• [Work instructions]:
All of the data below should be written out exactly.

┌─ Provided material

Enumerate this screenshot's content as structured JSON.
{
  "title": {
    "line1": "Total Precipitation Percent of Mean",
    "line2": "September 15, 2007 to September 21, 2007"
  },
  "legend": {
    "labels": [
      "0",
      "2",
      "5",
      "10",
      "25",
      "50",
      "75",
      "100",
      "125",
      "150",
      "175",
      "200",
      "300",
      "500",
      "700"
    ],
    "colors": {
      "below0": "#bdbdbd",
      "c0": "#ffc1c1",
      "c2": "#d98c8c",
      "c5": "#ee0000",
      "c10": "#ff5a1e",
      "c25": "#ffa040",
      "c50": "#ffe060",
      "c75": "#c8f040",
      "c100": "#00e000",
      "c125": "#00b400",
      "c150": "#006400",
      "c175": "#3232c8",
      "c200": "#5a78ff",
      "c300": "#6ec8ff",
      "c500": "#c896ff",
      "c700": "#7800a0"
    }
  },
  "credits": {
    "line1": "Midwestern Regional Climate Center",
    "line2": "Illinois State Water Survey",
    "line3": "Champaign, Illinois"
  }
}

└─

• [Completed exercise]:
Enumerate this screenshot's content as structured JSON.
{
  "title": {
    "line1": "Total Precipitation Percent of Mean",
    "line2": "September 15, 2007 to September 21, 2007"
  },
  "legend": {
    "labels": [
      "0",
      "2",
      "5",
      "10",
      "25",
      "50",
      "75",
      "100",
      "125",
      "150",
      "175",
      "200",
      "300",
      "500",
      "700"
    ],
    "colors": {
      "below0": "#bdbdbd",
      "c0": "#ffc1c1",
      "c2": "#d98c8c",
      "c5": "#ee0000",
      "c10": "#ff5a1e",
      "c25": "#ffa040",
      "c50": "#ffe060",
      "c75": "#c8f040",
      "c100": "#00e000",
      "c125": "#00b400",
      "c150": "#006400",
      "c175": "#3232c8",
      "c200": "#5a78ff",
      "c300": "#6ec8ff",
      "c500": "#c896ff",
      "c700": "#7800a0"
    }
  },
  "credits": {
    "line1": "Midwestern Regional Climate Center",
    "line2": "Illinois State Water Survey",
    "line3": "Champaign, Illinois"
  }
}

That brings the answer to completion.